___ PROVIDED RECORDS

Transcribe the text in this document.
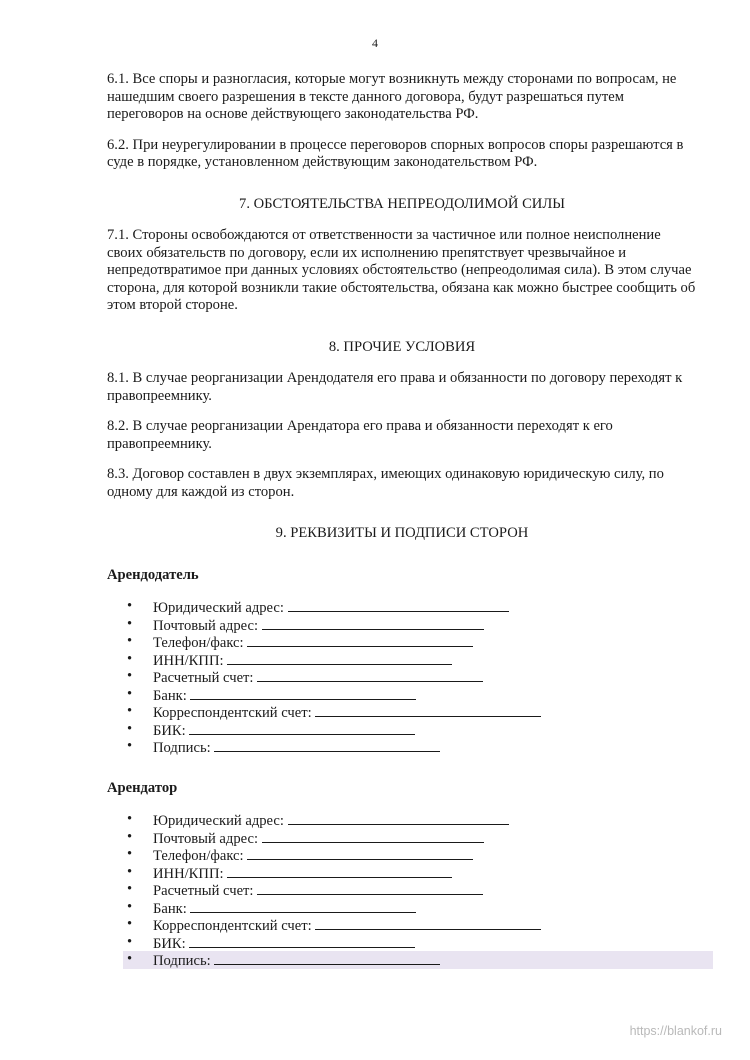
4

6.1. Все споры и разногласия, которые могут возникнуть между сторонами по вопросам, не нашедшим своего разрешения в тексте данного договора, будут разрешаться путем переговоров на основе действующего законодательства РФ.

6.2. При неурегулировании в процессе переговоров спорных вопросов споры разрешаются в суде в порядке, установленном действующим законодательством РФ.

7. ОБСТОЯТЕЛЬСТВА НЕПРЕОДОЛИМОЙ СИЛЫ

7.1. Стороны освобождаются от ответственности за частичное или полное неисполнение своих обязательств по договору, если их исполнению препятствует чрезвычайное и непредотвратимое при данных условиях обстоятельство (непреодолимая сила). В этом случае сторона, для которой возникли такие обстоятельства, обязана как можно быстрее сообщить об этом второй стороне.

8. ПРОЧИЕ УСЛОВИЯ

8.1. В случае реорганизации Арендодателя его права и обязанности по договору переходят к правопреемнику.

8.2. В случае реорганизации Арендатора его права и обязанности переходят к его правопреемнику.

8.3. Договор составлен в двух экземплярах, имеющих одинаковую юридическую силу, по одному для каждой из сторон.

9. РЕКВИЗИТЫ И ПОДПИСИ СТОРОН
Арендодатель
• Юридический адрес:
• Почтовый адрес:
• Телефон/факс:
• ИНН/КПП:
• Расчетный счет:
• Банк:
• Корреспондентский счет:
• БИК:
• Подпись:
Арендатор
• Юридический адрес:
• Почтовый адрес:
• Телефон/факс:
• ИНН/КПП:
• Расчетный счет:
• Банк:
• Корреспондентский счет:
• БИК:
• Подпись:
https://blankof.ru
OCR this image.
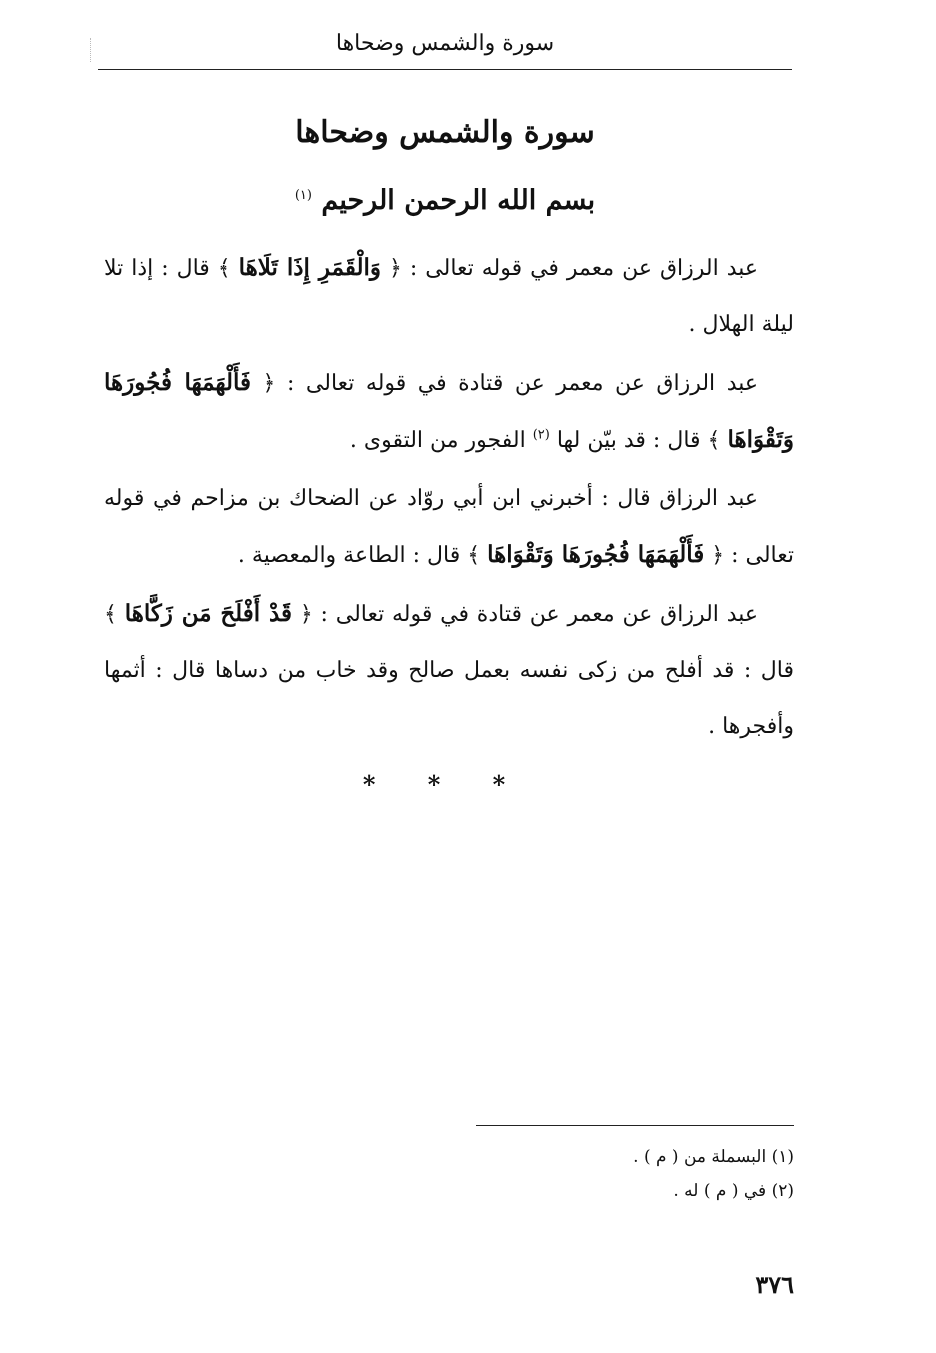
سورة والشمس وضحاها
سورة والشمس وضحاها
بسم الله الرحمن الرحيم $^{(١)}$

عبد الرزاق عن معمر في قوله تعالى : ﴿ وَالْقَمَرِ إِذَا تَلَاهَا ﴾ قال : إذا تلا ليلة الهلال .

عبد الرزاق عن معمر عن قتادة في قوله تعالى : ﴿ فَأَلْهَمَهَا فُجُورَهَا وَتَقْوَاهَا ﴾ قال : قد بيّن لها $^{(٢)}$ الفجور من التقوى .

عبد الرزاق قال : أخبرني ابن أبي روّاد عن الضحاك بن مزاحم في قوله تعالى : ﴿ فَأَلْهَمَهَا فُجُورَهَا وَتَقْوَاهَا ﴾ قال : الطاعة والمعصية .

عبد الرزاق عن معمر عن قتادة في قوله تعالى : ﴿ قَدْ أَفْلَحَ مَن زَكَّاهَا ﴾ قال : قد أفلح من زكى نفسه بعمل صالح وقد خاب من دساها قال : أثمها وأفجرها .

* * *

(١) البسملة من ( م ) .

(٢) في ( م ) له .

٣٧٦
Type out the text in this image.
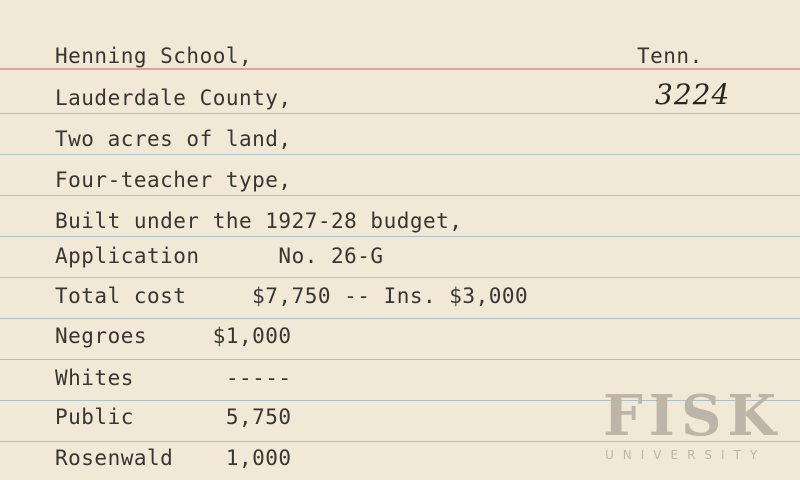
Henning School,	Tenn.
Lauderdale County,
Two acres of land,
Four-teacher type,
Built under the 1927-28 budget,
Application      No. 26-G
Total cost     $7,750 -- Ins. $3,000
Negroes     $1,000
Whites       -----
Public       5,750
Rosenwald    1,000
3224
FISK
UNIVERSITY
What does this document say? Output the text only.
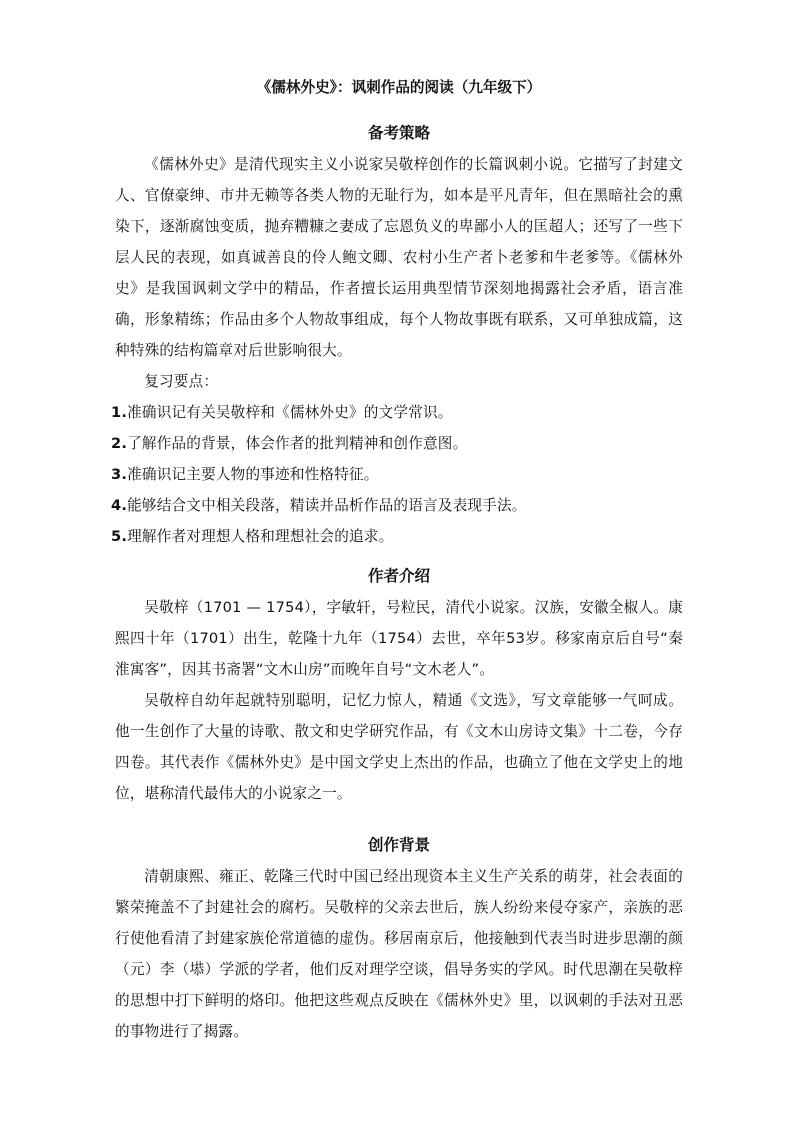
《儒林外史》：讽刺作品的阅读（九年级下）
备考策略

《儒林外史》是清代现实主义小说家吴敬梓创作的长篇讽刺小说。它描写了封建文人、官僚豪绅、市井无赖等各类人物的无耻行为，如本是平凡青年，但在黑暗社会的熏染下，逐渐腐蚀变质，抛弃糟糠之妻成了忘恩负义的卑鄙小人的匡超人；还写了一些下层人民的表现，如真诚善良的伶人鲍文卿、农村小生产者卜老爹和牛老爹等。《儒林外史》是我国讽刺文学中的精品，作者擅长运用典型情节深刻地揭露社会矛盾，语言准确，形象精练；作品由多个人物故事组成，每个人物故事既有联系，又可单独成篇，这种特殊的结构篇章对后世影响很大。

复习要点：

1.准确识记有关吴敬梓和《儒林外史》的文学常识。
2.了解作品的背景，体会作者的批判精神和创作意图。
3.准确识记主要人物的事迹和性格特征。
4.能够结合文中相关段落，精读并品析作品的语言及表现手法。
5.理解作者对理想人格和理想社会的追求。
作者介绍

吴敬梓（1701 — 1754），字敏轩，号粒民，清代小说家。汉族，安徽全椒人。康熙四十年（1701）出生，乾隆十九年（1754）去世，卒年53岁。移家南京后自号“秦淮寓客”，因其书斋署“文木山房”而晚年自号“文木老人”。

吴敬梓自幼年起就特别聪明，记忆力惊人，精通《文选》，写文章能够一气呵成。他一生创作了大量的诗歌、散文和史学研究作品，有《文木山房诗文集》十二卷，今存四卷。其代表作《儒林外史》是中国文学史上杰出的作品，也确立了他在文学史上的地位，堪称清代最伟大的小说家之一。

创作背景

清朝康熙、雍正、乾隆三代时中国已经出现资本主义生产关系的萌芽，社会表面的繁荣掩盖不了封建社会的腐朽。吴敬梓的父亲去世后，族人纷纷来侵夺家产，亲族的恶行使他看清了封建家族伦常道德的虚伪。移居南京后，他接触到代表当时进步思潮的颜（元）李（塨）学派的学者，他们反对理学空谈，倡导务实的学风。时代思潮在吴敬梓的思想中打下鲜明的烙印。他把这些观点反映在《儒林外史》里，以讽刺的手法对丑恶的事物进行了揭露。
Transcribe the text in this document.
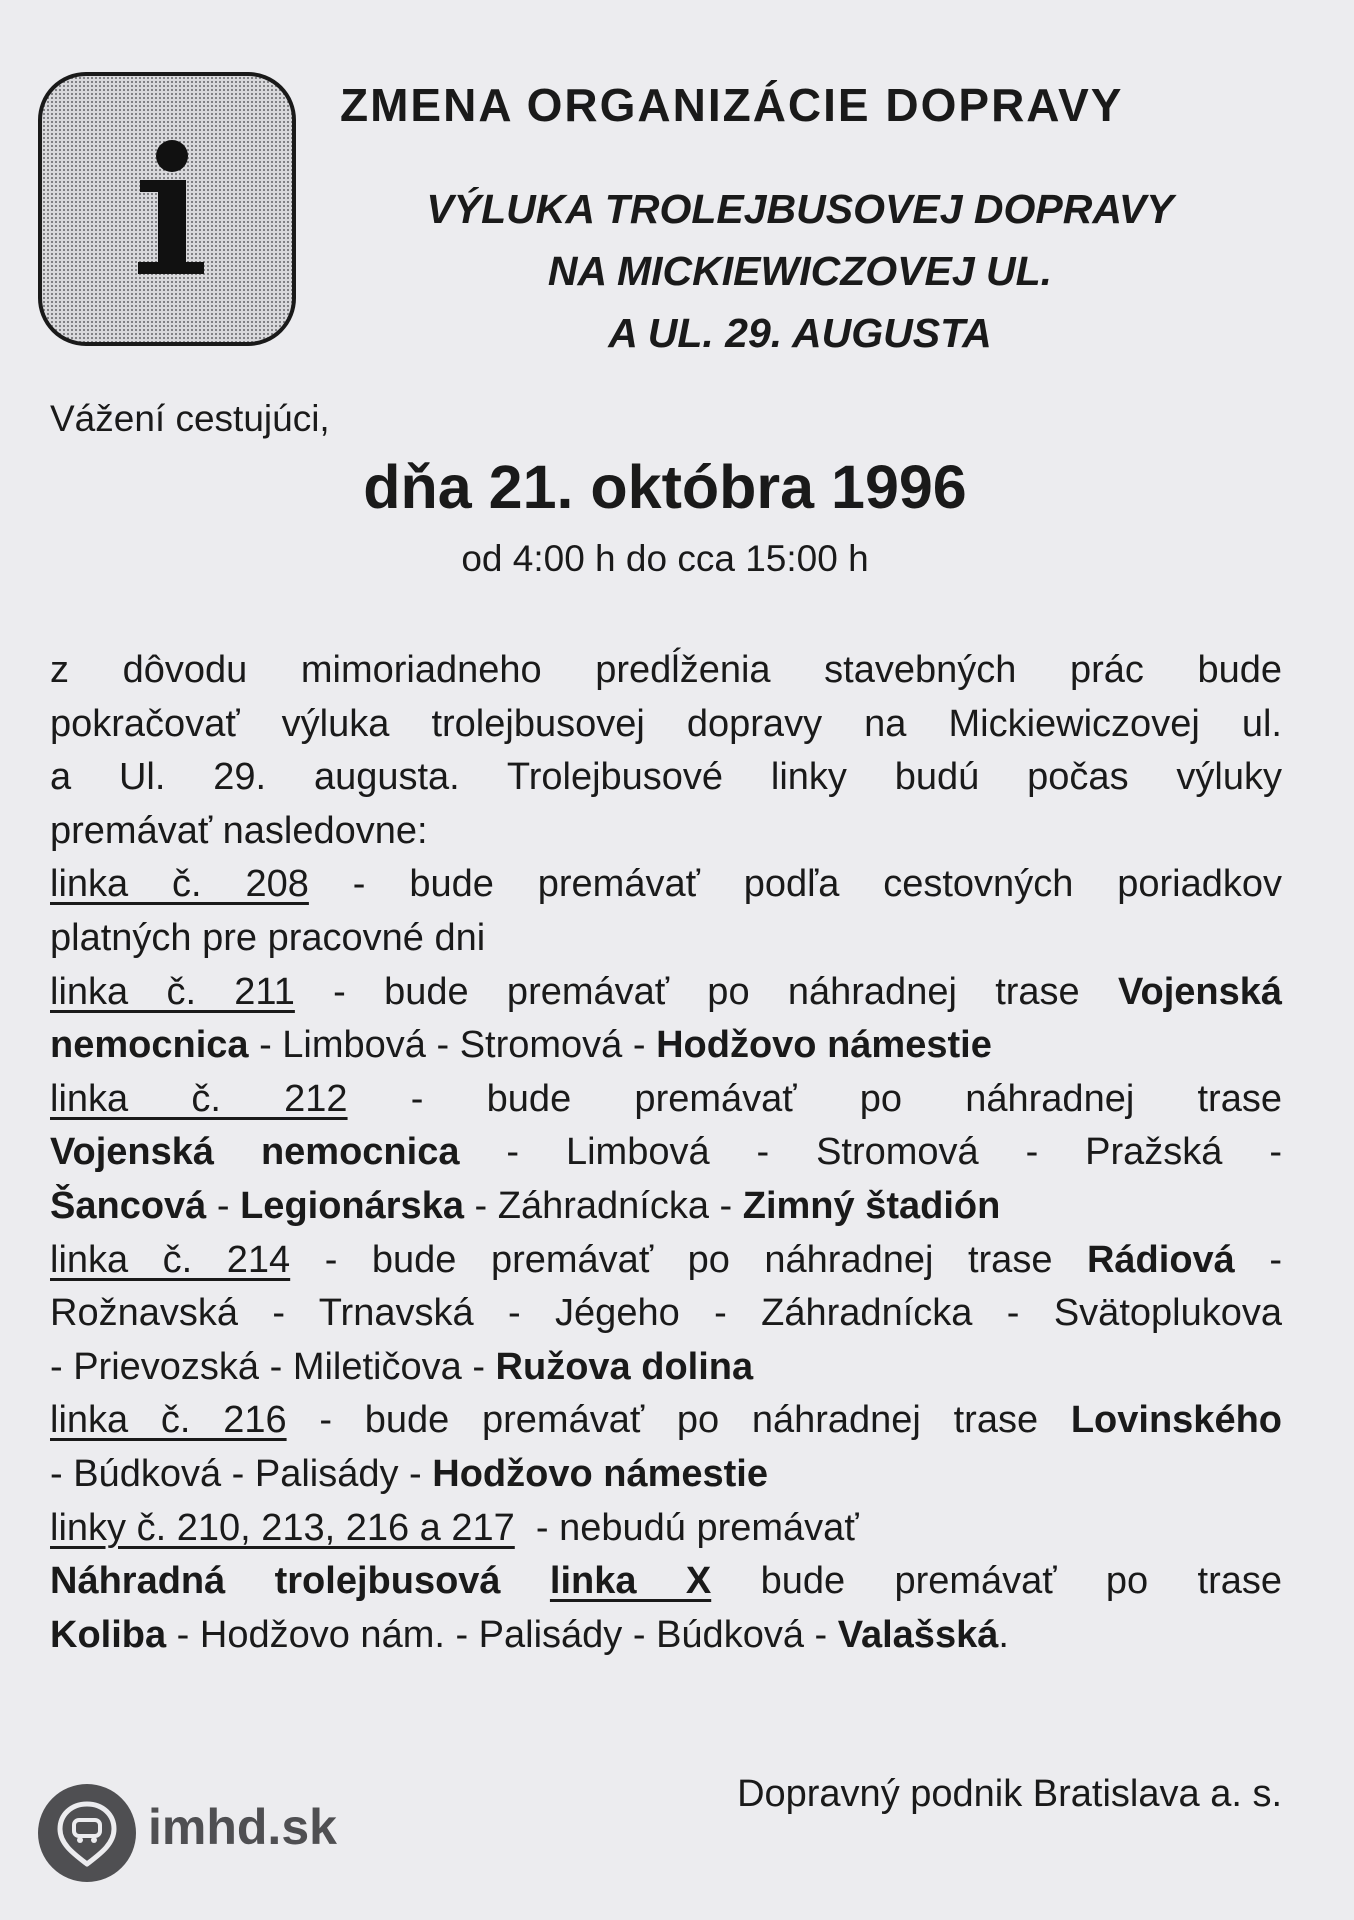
ZMENA ORGANIZÁCIE DOPRAVY
VÝLUKA TROLEJBUSOVEJ DOPRAVY
NA MICKIEWICZOVEJ UL.
A UL. 29. AUGUSTA
Vážení cestujúci,
dňa 21. októbra 1996
od 4:00 h do cca 15:00 h
z dôvodu mimoriadneho predĺženia stavebných prác bude
pokračovať výluka trolejbusovej dopravy na Mickiewiczovej ul.
a Ul. 29. augusta. Trolejbusové linky budú počas výluky
premávať nasledovne:
linka č. 208 - bude premávať podľa cestovných poriadkov
platných pre pracovné dni
linka č. 211 - bude premávať po náhradnej trase Vojenská
nemocnica - Limbová - Stromová - Hodžovo námestie
linka č. 212 - bude premávať po náhradnej trase
Vojenská nemocnica - Limbová - Stromová - Pražská -
Šancová - Legionárska - Záhradnícka - Zimný štadión
linka č. 214 - bude premávať po náhradnej trase Rádiová -
Rožnavská - Trnavská - Jégeho - Záhradnícka - Svätoplukova
- Prievozská - Miletičova - Ružova dolina
linka č. 216 - bude premávať po náhradnej trase Lovinského
- Búdková - Palisády - Hodžovo námestie
linky č. 210, 213, 216 a 217  - nebudú premávať
Náhradná trolejbusová linka X bude premávať po trase
Koliba - Hodžovo nám. - Palisády - Búdková - Valašská.
Dopravný podnik Bratislava a. s.
imhd.sk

______

REQUIREMENT: Going through the lines above one by one, tally those with the word "Vojenská" and give only the total.

FINAL RESULT: 2